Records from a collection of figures
◆ ◆ ◆ ◆ ◆ ◆ ◆

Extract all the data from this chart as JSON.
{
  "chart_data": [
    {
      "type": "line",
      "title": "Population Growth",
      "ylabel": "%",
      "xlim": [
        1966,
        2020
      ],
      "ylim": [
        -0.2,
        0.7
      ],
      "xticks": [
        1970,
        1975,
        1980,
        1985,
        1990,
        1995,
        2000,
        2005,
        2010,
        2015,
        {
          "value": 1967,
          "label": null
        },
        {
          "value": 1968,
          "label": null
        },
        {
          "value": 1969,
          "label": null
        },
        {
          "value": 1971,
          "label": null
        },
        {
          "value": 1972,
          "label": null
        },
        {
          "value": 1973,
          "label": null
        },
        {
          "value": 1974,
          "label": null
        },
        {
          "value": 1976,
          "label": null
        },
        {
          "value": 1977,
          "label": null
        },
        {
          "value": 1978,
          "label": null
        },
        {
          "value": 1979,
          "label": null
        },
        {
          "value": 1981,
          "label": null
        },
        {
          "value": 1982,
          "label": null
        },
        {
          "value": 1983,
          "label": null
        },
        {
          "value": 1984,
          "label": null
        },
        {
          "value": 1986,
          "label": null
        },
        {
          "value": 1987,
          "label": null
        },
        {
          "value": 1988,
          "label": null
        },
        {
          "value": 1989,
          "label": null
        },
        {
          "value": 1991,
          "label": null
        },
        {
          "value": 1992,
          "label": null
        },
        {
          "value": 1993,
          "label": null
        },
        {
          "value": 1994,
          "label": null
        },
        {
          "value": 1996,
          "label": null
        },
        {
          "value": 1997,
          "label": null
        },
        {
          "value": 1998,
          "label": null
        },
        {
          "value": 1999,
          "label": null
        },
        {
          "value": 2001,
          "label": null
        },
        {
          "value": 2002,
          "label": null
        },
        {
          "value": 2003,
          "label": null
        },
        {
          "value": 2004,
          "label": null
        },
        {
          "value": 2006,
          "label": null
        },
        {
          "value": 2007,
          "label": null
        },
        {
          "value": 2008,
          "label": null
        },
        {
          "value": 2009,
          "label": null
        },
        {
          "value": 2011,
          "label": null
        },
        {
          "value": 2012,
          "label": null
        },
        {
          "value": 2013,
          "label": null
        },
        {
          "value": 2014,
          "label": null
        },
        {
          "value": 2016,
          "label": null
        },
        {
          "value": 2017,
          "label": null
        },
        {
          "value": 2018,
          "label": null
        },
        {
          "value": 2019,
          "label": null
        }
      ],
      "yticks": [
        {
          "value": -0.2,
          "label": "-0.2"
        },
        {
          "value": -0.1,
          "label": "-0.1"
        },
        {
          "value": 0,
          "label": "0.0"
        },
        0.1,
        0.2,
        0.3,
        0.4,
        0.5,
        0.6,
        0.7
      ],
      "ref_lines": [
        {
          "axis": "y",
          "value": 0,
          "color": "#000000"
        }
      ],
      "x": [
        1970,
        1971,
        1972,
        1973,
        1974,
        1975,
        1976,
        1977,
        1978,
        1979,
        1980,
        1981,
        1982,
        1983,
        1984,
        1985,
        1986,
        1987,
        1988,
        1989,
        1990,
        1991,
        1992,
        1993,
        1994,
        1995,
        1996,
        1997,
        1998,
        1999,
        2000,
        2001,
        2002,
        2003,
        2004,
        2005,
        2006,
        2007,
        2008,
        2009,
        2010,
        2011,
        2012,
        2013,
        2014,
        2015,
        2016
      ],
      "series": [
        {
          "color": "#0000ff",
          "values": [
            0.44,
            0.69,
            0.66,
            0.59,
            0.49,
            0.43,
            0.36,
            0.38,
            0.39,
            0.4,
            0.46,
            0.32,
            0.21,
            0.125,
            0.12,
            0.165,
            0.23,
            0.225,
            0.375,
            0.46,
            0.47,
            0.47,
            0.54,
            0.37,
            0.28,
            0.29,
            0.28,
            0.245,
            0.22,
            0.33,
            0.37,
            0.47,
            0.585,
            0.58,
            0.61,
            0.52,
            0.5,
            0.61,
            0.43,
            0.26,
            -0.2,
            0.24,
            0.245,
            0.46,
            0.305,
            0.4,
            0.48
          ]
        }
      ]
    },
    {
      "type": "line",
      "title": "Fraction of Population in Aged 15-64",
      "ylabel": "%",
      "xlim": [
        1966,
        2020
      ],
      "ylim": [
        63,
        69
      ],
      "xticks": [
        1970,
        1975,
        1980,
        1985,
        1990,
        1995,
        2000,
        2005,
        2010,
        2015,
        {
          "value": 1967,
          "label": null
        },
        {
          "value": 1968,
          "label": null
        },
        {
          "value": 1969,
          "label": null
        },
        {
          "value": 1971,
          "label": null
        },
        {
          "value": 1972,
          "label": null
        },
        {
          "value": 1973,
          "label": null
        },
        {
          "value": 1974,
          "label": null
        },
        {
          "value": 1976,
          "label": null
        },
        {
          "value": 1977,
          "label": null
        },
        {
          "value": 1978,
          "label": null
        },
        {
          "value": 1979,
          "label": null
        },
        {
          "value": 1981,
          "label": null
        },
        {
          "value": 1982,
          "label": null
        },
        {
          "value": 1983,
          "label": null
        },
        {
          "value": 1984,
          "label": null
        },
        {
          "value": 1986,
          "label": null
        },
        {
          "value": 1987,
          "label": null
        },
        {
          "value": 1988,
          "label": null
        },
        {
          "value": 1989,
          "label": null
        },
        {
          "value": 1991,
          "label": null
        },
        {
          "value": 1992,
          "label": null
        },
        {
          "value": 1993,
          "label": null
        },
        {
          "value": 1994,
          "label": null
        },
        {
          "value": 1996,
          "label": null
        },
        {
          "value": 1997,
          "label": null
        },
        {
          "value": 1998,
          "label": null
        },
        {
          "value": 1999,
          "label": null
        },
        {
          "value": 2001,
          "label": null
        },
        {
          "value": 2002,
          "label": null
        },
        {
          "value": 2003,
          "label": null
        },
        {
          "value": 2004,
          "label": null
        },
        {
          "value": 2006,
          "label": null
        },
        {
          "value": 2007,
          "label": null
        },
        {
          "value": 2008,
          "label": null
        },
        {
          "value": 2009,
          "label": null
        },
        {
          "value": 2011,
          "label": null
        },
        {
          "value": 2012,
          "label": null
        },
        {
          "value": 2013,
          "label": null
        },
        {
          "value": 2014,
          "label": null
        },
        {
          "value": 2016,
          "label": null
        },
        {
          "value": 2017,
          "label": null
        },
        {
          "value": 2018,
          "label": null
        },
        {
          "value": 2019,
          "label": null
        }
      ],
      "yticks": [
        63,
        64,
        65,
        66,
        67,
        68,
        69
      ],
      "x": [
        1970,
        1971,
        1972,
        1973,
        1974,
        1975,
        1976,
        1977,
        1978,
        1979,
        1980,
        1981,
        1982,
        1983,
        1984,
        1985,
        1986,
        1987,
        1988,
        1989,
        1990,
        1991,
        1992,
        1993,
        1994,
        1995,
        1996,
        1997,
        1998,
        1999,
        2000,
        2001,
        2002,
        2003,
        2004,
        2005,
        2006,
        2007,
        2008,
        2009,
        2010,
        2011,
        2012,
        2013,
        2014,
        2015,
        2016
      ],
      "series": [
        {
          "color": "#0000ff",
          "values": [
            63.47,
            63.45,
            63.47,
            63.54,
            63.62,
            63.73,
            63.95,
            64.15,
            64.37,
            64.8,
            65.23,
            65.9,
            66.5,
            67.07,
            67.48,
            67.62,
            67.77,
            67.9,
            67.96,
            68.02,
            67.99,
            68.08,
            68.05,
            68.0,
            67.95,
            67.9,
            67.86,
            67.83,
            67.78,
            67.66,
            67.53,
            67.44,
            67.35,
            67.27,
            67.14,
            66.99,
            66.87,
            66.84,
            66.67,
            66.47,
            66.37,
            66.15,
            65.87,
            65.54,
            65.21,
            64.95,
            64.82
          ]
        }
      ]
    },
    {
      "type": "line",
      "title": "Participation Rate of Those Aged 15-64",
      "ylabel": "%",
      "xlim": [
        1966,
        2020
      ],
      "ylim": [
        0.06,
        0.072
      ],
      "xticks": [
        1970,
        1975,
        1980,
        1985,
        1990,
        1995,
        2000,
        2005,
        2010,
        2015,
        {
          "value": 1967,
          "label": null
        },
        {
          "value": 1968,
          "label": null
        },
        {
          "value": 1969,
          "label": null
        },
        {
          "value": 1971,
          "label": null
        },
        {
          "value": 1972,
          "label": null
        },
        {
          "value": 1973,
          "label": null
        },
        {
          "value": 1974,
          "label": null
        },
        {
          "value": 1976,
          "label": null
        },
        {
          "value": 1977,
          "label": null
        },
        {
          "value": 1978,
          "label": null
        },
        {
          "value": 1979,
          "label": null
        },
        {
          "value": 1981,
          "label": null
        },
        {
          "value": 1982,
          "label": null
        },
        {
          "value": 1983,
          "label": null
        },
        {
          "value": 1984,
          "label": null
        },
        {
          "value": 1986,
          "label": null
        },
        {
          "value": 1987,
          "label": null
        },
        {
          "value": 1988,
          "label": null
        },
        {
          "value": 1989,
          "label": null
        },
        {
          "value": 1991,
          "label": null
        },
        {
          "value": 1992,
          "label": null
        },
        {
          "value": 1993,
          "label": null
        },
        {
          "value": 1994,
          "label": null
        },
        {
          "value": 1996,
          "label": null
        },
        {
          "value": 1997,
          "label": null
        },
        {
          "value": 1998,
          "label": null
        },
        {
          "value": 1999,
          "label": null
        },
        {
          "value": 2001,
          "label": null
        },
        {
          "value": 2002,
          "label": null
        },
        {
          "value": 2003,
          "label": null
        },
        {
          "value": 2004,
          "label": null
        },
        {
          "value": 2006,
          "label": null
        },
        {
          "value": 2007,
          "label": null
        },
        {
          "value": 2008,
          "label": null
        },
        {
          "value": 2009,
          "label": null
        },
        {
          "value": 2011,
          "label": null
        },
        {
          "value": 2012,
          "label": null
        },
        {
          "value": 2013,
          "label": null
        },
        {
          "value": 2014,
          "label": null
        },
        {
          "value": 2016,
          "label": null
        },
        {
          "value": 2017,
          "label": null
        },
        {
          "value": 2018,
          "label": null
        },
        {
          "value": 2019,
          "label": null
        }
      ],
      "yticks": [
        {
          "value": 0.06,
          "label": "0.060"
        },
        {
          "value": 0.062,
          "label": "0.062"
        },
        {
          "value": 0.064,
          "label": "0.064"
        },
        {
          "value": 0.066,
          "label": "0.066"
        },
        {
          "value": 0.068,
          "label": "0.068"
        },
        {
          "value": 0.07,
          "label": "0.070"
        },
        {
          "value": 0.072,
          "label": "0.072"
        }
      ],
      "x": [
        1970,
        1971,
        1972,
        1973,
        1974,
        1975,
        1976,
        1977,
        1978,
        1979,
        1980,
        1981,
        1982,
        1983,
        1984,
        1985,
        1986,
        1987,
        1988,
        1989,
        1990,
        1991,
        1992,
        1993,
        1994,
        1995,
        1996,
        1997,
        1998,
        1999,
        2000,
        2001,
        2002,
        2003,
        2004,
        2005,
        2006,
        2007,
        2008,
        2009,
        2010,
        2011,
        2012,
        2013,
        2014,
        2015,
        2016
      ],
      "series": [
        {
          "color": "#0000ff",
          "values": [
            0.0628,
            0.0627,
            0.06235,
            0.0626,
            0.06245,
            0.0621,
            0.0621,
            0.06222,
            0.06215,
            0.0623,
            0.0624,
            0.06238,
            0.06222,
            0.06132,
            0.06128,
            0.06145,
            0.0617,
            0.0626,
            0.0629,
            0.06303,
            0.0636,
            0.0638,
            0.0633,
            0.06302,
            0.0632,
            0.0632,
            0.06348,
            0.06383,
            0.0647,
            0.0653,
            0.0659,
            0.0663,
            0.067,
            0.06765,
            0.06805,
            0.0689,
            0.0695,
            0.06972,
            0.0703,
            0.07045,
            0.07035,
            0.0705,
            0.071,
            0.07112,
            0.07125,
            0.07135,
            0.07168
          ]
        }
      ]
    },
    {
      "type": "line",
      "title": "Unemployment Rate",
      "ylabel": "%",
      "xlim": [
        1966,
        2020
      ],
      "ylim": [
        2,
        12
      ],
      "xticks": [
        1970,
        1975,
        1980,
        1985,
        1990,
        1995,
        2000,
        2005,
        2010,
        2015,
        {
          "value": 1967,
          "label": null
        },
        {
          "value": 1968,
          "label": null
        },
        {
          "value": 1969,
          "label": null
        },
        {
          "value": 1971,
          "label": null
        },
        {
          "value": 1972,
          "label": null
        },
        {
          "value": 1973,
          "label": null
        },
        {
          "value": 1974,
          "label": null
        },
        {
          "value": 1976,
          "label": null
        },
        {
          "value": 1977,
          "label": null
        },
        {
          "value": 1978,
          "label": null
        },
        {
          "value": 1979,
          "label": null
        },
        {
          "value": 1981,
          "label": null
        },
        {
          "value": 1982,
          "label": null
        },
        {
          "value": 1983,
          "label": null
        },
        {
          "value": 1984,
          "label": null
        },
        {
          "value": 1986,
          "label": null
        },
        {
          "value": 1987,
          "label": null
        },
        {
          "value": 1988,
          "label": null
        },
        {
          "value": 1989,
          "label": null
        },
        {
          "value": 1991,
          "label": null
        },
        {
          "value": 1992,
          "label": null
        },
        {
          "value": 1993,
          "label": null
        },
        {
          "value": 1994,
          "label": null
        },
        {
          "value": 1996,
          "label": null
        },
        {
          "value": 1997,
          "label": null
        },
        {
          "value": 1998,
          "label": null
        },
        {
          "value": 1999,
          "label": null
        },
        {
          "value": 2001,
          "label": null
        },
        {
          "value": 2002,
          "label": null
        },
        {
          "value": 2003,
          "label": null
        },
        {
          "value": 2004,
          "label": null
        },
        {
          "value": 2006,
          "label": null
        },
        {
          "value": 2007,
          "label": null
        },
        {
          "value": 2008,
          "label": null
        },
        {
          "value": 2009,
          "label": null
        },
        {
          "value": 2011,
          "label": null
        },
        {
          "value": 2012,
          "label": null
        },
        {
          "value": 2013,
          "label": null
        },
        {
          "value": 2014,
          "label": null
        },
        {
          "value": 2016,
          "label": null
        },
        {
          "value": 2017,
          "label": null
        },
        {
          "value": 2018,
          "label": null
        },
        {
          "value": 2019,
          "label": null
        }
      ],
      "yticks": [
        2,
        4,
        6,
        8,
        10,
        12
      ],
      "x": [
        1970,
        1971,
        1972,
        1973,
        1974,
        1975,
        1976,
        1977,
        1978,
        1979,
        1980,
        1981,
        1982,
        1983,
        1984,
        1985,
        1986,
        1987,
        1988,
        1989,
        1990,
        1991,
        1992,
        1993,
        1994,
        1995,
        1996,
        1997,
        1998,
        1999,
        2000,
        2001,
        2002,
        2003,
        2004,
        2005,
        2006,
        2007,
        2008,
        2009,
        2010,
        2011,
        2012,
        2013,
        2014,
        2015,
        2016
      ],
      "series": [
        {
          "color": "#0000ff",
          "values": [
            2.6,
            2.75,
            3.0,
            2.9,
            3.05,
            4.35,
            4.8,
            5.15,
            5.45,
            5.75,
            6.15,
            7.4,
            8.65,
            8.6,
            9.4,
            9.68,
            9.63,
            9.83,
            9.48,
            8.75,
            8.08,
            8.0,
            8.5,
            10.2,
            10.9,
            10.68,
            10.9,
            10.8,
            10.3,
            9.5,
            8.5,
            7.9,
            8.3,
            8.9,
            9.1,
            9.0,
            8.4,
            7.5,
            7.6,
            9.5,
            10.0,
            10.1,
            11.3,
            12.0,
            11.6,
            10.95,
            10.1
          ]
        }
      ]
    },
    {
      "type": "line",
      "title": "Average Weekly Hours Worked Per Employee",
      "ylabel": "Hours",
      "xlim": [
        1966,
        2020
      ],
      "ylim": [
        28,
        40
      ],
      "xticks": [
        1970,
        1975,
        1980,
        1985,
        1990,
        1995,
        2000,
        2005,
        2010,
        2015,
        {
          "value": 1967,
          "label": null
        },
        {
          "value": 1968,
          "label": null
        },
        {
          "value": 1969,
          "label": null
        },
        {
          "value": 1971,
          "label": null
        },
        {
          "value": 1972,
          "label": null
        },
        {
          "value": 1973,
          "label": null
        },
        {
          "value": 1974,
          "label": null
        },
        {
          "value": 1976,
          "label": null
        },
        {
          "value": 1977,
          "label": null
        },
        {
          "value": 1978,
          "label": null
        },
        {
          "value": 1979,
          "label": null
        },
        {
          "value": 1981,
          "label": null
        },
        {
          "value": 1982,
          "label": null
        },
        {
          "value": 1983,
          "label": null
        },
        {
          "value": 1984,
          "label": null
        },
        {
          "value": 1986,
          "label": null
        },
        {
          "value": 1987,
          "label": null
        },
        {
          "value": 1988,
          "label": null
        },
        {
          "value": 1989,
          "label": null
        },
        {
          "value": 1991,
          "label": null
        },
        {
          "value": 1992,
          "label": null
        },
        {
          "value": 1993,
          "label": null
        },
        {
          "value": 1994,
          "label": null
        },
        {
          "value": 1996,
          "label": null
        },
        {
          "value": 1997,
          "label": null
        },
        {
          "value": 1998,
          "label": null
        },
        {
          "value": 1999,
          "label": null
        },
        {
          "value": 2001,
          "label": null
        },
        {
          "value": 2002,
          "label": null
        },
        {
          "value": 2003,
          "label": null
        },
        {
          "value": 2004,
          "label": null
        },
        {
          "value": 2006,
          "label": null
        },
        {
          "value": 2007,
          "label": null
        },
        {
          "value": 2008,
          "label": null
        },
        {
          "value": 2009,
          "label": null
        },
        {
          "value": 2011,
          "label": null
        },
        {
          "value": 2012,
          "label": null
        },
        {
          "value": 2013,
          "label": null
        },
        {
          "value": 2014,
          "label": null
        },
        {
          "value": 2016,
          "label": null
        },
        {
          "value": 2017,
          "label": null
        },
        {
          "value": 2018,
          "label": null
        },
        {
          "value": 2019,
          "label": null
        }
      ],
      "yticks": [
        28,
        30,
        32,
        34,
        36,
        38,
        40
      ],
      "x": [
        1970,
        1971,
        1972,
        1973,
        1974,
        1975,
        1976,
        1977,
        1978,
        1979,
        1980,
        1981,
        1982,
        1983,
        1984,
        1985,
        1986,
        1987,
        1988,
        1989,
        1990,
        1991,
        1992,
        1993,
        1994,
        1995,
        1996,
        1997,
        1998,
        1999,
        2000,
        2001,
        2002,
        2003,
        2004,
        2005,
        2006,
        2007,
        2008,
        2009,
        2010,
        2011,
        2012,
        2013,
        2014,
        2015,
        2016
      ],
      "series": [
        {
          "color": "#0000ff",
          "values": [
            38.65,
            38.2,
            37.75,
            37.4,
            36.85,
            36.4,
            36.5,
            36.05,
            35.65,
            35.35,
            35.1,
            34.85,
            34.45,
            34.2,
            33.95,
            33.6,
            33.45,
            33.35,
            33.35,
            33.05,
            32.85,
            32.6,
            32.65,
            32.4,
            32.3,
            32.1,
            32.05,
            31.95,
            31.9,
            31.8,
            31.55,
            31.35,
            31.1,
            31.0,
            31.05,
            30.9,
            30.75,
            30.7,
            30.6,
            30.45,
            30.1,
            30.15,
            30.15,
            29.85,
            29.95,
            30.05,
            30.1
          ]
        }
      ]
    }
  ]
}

◆ ◆ ◆ ◆ ◆ ◆ ◆

* _Directions for this task_
All lines that include "Hours" are to be gathered and copied.

* _Expected answer_
      "title": "Average Weekly Hours Worked Per Employee",
      "ylabel": "Hours",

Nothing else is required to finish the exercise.